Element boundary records
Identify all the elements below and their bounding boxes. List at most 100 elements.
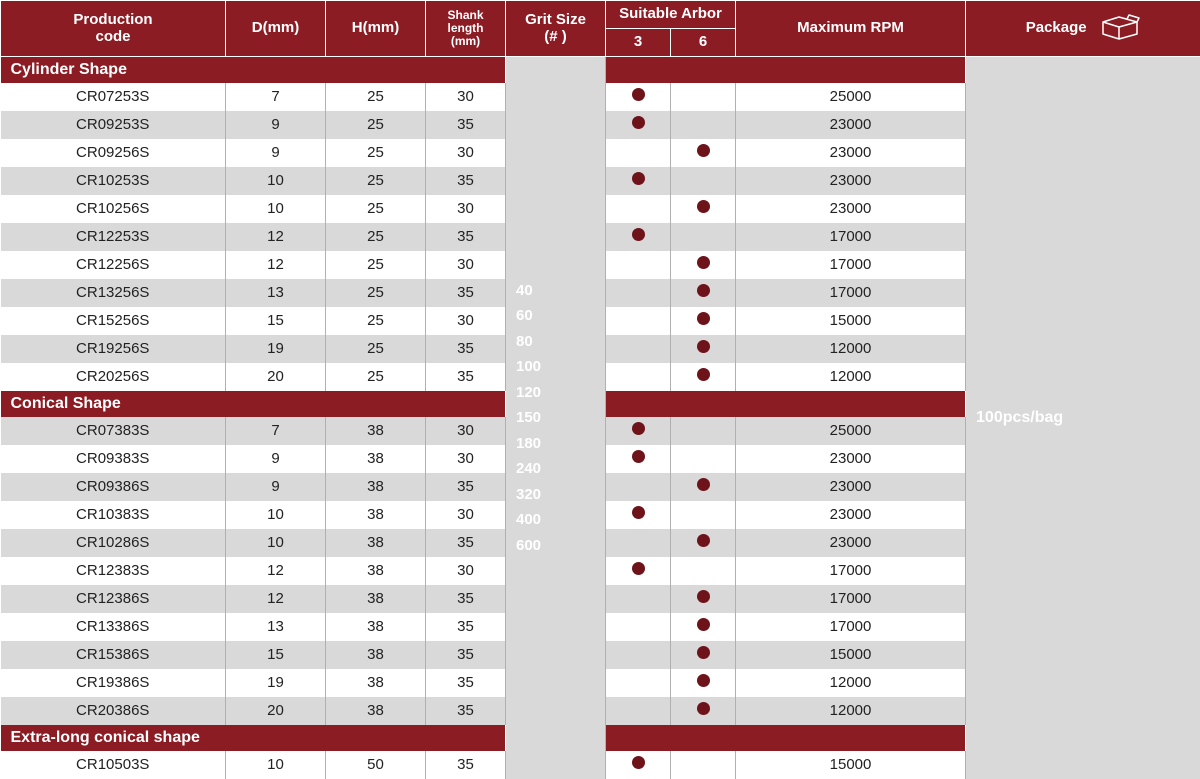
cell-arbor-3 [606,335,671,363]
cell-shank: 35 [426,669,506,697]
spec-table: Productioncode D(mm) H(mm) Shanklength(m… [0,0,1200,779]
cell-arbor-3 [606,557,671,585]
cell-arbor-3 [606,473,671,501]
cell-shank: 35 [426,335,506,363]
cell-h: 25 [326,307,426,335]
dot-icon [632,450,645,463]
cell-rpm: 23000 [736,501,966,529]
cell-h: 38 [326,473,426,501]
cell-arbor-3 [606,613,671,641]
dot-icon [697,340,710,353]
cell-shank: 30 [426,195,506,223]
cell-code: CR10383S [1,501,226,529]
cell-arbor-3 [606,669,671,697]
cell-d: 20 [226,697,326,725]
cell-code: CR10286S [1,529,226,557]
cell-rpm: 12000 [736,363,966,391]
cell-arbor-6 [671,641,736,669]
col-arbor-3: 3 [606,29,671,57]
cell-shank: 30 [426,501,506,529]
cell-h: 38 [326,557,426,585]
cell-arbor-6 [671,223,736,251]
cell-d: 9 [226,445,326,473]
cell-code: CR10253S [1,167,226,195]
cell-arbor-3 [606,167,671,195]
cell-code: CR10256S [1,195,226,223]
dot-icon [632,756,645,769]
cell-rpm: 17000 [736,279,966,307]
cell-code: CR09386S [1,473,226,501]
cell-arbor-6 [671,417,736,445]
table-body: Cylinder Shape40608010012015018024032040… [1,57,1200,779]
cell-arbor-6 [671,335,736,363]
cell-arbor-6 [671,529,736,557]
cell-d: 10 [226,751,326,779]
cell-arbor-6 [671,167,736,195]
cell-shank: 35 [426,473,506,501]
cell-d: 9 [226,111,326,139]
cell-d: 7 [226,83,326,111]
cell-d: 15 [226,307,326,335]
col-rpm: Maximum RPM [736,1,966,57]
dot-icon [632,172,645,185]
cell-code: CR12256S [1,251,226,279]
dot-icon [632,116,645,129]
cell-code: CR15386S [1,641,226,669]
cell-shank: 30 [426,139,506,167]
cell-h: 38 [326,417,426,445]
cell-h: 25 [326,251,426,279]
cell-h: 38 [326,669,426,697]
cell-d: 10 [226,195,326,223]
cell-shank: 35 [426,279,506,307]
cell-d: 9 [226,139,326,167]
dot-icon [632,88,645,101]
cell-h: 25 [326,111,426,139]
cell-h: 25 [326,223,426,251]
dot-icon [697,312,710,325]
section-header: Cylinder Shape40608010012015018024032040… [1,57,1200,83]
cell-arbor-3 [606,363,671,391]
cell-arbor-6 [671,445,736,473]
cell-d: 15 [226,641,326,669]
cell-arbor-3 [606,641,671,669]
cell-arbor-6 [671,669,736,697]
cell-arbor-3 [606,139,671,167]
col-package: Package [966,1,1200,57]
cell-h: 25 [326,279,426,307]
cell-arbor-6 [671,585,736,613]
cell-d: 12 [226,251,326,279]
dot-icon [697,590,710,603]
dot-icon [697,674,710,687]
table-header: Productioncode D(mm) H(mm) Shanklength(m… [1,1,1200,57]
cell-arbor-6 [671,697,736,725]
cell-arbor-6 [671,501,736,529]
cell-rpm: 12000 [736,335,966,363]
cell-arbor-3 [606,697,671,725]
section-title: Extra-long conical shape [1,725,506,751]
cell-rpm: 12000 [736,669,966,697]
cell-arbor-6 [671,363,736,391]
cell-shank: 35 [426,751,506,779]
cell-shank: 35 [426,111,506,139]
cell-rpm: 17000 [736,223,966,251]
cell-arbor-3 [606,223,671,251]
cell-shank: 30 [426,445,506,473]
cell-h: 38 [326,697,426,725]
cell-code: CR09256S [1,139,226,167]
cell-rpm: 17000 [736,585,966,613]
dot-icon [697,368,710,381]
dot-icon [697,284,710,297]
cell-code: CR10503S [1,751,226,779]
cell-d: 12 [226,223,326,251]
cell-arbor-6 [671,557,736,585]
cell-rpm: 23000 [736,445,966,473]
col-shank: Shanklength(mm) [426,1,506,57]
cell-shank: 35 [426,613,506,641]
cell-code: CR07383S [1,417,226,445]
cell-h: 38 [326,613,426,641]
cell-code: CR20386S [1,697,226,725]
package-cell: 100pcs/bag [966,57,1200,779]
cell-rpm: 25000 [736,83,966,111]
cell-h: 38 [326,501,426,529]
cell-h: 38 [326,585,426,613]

» **WHAT THE TASK ASKS**:
Reproduce every line of the material above, swapping "dot-icon" for "bullet-icon" throughout and keeping everything else identical. Omit the picture placeholders from your answer.

» **ANSWER TO THIS TASK**:
Identify all the elements below and their bounding boxes. List at most 100 elements.
cell-arbor-3 [606,335,671,363]
cell-shank: 35 [426,669,506,697]
spec-table: Productioncode D(mm) H(mm) Shanklength(m… [0,0,1200,779]
cell-arbor-3 [606,557,671,585]
cell-arbor-3 [606,473,671,501]
cell-shank: 35 [426,335,506,363]
cell-h: 25 [326,307,426,335]
bullet-icon [632,450,645,463]
cell-rpm: 23000 [736,501,966,529]
cell-h: 38 [326,473,426,501]
cell-arbor-3 [606,613,671,641]
bullet-icon [697,340,710,353]
cell-shank: 30 [426,195,506,223]
cell-code: CR10383S [1,501,226,529]
cell-arbor-3 [606,669,671,697]
cell-d: 20 [226,697,326,725]
cell-code: CR10286S [1,529,226,557]
cell-rpm: 12000 [736,363,966,391]
cell-arbor-6 [671,641,736,669]
col-arbor-3: 3 [606,29,671,57]
cell-shank: 30 [426,501,506,529]
cell-h: 38 [326,557,426,585]
cell-arbor-6 [671,223,736,251]
cell-d: 9 [226,445,326,473]
cell-code: CR10253S [1,167,226,195]
cell-arbor-3 [606,167,671,195]
cell-code: CR10256S [1,195,226,223]
bullet-icon [632,756,645,769]
cell-rpm: 17000 [736,279,966,307]
cell-code: CR09386S [1,473,226,501]
cell-arbor-6 [671,417,736,445]
table-body: Cylinder Shape40608010012015018024032040… [1,57,1200,779]
cell-arbor-6 [671,335,736,363]
cell-arbor-6 [671,529,736,557]
cell-d: 10 [226,751,326,779]
cell-arbor-6 [671,167,736,195]
cell-shank: 35 [426,473,506,501]
cell-d: 9 [226,111,326,139]
cell-d: 7 [226,83,326,111]
cell-d: 15 [226,307,326,335]
col-rpm: Maximum RPM [736,1,966,57]
bullet-icon [632,172,645,185]
cell-code: CR12256S [1,251,226,279]
bullet-icon [632,116,645,129]
cell-code: CR15386S [1,641,226,669]
cell-shank: 30 [426,139,506,167]
cell-h: 38 [326,417,426,445]
cell-h: 25 [326,251,426,279]
cell-h: 38 [326,669,426,697]
cell-d: 10 [226,195,326,223]
cell-shank: 35 [426,279,506,307]
cell-d: 9 [226,139,326,167]
bullet-icon [632,88,645,101]
cell-h: 25 [326,111,426,139]
cell-h: 25 [326,223,426,251]
bullet-icon [697,312,710,325]
section-header: Cylinder Shape40608010012015018024032040… [1,57,1200,83]
cell-arbor-3 [606,363,671,391]
cell-arbor-6 [671,445,736,473]
cell-d: 15 [226,641,326,669]
cell-arbor-3 [606,641,671,669]
cell-arbor-6 [671,669,736,697]
cell-arbor-3 [606,139,671,167]
col-package: Package [966,1,1200,57]
cell-h: 25 [326,279,426,307]
cell-arbor-6 [671,585,736,613]
cell-d: 12 [226,251,326,279]
bullet-icon [697,590,710,603]
bullet-icon [697,674,710,687]
table-header: Productioncode D(mm) H(mm) Shanklength(m… [1,1,1200,57]
cell-arbor-6 [671,697,736,725]
cell-arbor-6 [671,501,736,529]
cell-rpm: 12000 [736,335,966,363]
cell-arbor-3 [606,697,671,725]
section-title: Extra-long conical shape [1,725,506,751]
cell-rpm: 12000 [736,669,966,697]
cell-arbor-6 [671,363,736,391]
cell-shank: 35 [426,751,506,779]
cell-shank: 35 [426,111,506,139]
cell-rpm: 17000 [736,223,966,251]
cell-arbor-3 [606,223,671,251]
cell-shank: 30 [426,445,506,473]
cell-h: 38 [326,697,426,725]
cell-code: CR09256S [1,139,226,167]
cell-rpm: 17000 [736,585,966,613]
bullet-icon [697,368,710,381]
bullet-icon [697,284,710,297]
cell-code: CR10503S [1,751,226,779]
cell-d: 12 [226,223,326,251]
cell-arbor-6 [671,557,736,585]
cell-rpm: 23000 [736,445,966,473]
col-shank: Shanklength(mm) [426,1,506,57]
cell-shank: 35 [426,613,506,641]
cell-code: CR07383S [1,417,226,445]
cell-h: 38 [326,613,426,641]
cell-code: CR20386S [1,697,226,725]
package-cell: 100pcs/bag [966,57,1200,779]
cell-rpm: 25000 [736,83,966,111]
cell-h: 38 [326,501,426,529]
cell-h: 38 [326,585,426,613]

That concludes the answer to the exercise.